__Input rows__
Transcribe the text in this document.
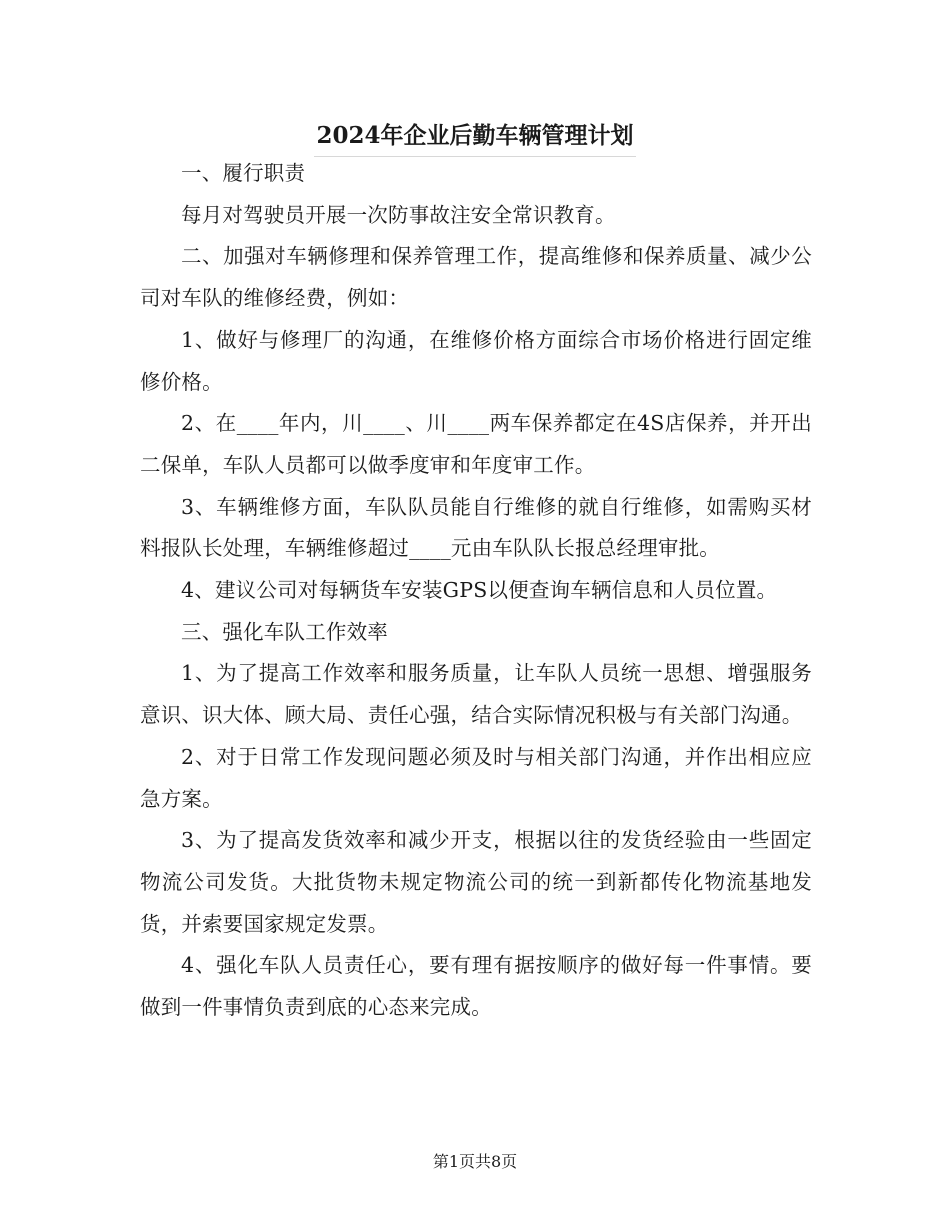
2024年企业后勤车辆管理计划

一、履行职责

每月对驾驶员开展一次防事故注安全常识教育。

二、加强对车辆修理和保养管理工作，提高维修和保养质量、减少公司对车队的维修经费，例如：

1、做好与修理厂的沟通，在维修价格方面综合市场价格进行固定维修价格。

2、在____年内，川____、川____两车保养都定在4S店保养，并开出二保单，车队人员都可以做季度审和年度审工作。

3、车辆维修方面，车队队员能自行维修的就自行维修，如需购买材料报队长处理，车辆维修超过____元由车队队长报总经理审批。

4、建议公司对每辆货车安装GPS以便查询车辆信息和人员位置。

三、强化车队工作效率

1、为了提高工作效率和服务质量，让车队人员统一思想、增强服务意识、识大体、顾大局、责任心强，结合实际情况积极与有关部门沟通。

2、对于日常工作发现问题必须及时与相关部门沟通，并作出相应应急方案。

3、为了提高发货效率和减少开支，根据以往的发货经验由一些固定物流公司发货。大批货物未规定物流公司的统一到新都传化物流基地发货，并索要国家规定发票。

4、强化车队人员责任心，要有理有据按顺序的做好每一件事情。要做到一件事情负责到底的心态来完成。

第1页共8页
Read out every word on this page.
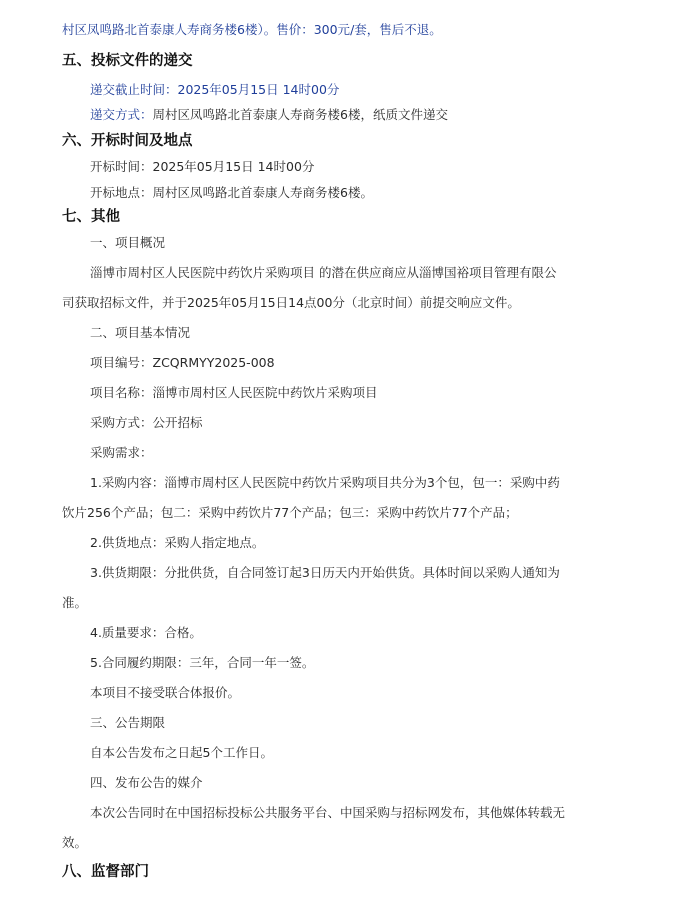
村区凤鸣路北首泰康人寿商务楼6楼）。售价：300元/套，售后不退。
五、投标文件的递交
递交截止时间：2025年05月15日 14时00分
递交方式：周村区凤鸣路北首泰康人寿商务楼6楼，纸质文件递交
六、开标时间及地点
开标时间：2025年05月15日 14时00分
开标地点：周村区凤鸣路北首泰康人寿商务楼6楼。
七、其他
一、项目概况
淄博市周村区人民医院中药饮片采购项目 的潜在供应商应从淄博国裕项目管理有限公
司获取招标文件，并于2025年05月15日14点00分（北京时间）前提交响应文件。
二、项目基本情况
项目编号：ZCQRMYY2025-008
项目名称：淄博市周村区人民医院中药饮片采购项目
采购方式：公开招标
采购需求：
1.采购内容：淄博市周村区人民医院中药饮片采购项目共分为3个包，包一：采购中药
饮片256个产品；包二：采购中药饮片77个产品；包三：采购中药饮片77个产品；
2.供货地点：采购人指定地点。
3.供货期限：分批供货，自合同签订起3日历天内开始供货。具体时间以采购人通知为
准。
4.质量要求：合格。
5.合同履约期限：三年，合同一年一签。
本项目不接受联合体报价。
三、公告期限
自本公告发布之日起5个工作日。
四、发布公告的媒介
本次公告同时在中国招标投标公共服务平台、中国采购与招标网发布，其他媒体转载无
效。
八、监督部门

__The task__
All of the entries above should be copied exactly, except for the pictures.

__The response__
Transcribe the text in this document.
2024年企业后勤车辆管理计划

一、履行职责

每月对驾驶员开展一次防事故注安全常识教育。

二、加强对车辆修理和保养管理工作，提高维修和保养质量、减少公司对车队的维修经费，例如：

1、做好与修理厂的沟通，在维修价格方面综合市场价格进行固定维修价格。

2、在____年内，川____、川____两车保养都定在4S店保养，并开出二保单，车队人员都可以做季度审和年度审工作。

3、车辆维修方面，车队队员能自行维修的就自行维修，如需购买材料报队长处理，车辆维修超过____元由车队队长报总经理审批。

4、建议公司对每辆货车安装GPS以便查询车辆信息和人员位置。

三、强化车队工作效率

1、为了提高工作效率和服务质量，让车队人员统一思想、增强服务意识、识大体、顾大局、责任心强，结合实际情况积极与有关部门沟通。

2、对于日常工作发现问题必须及时与相关部门沟通，并作出相应应急方案。

3、为了提高发货效率和减少开支，根据以往的发货经验由一些固定物流公司发货。大批货物未规定物流公司的统一到新都传化物流基地发货，并索要国家规定发票。

4、强化车队人员责任心，要有理有据按顺序的做好每一件事情。要做到一件事情负责到底的心态来完成。

第1页共8页
Read out every word on this page.
村区凤鸣路北首泰康人寿商务楼6楼）。售价：300元/套，售后不退。
五、投标文件的递交
递交截止时间：2025年05月15日 14时00分
递交方式：周村区凤鸣路北首泰康人寿商务楼6楼，纸质文件递交
六、开标时间及地点
开标时间：2025年05月15日 14时00分
开标地点：周村区凤鸣路北首泰康人寿商务楼6楼。
七、其他
一、项目概况
淄博市周村区人民医院中药饮片采购项目 的潜在供应商应从淄博国裕项目管理有限公
司获取招标文件，并于2025年05月15日14点00分（北京时间）前提交响应文件。
二、项目基本情况
项目编号：ZCQRMYY2025-008
项目名称：淄博市周村区人民医院中药饮片采购项目
采购方式：公开招标
采购需求：
1.采购内容：淄博市周村区人民医院中药饮片采购项目共分为3个包，包一：采购中药
饮片256个产品；包二：采购中药饮片77个产品；包三：采购中药饮片77个产品；
2.供货地点：采购人指定地点。
3.供货期限：分批供货，自合同签订起3日历天内开始供货。具体时间以采购人通知为
准。
4.质量要求：合格。
5.合同履约期限：三年，合同一年一签。
本项目不接受联合体报价。
三、公告期限
自本公告发布之日起5个工作日。
四、发布公告的媒介
本次公告同时在中国招标投标公共服务平台、中国采购与招标网发布，其他媒体转载无
效。
八、监督部门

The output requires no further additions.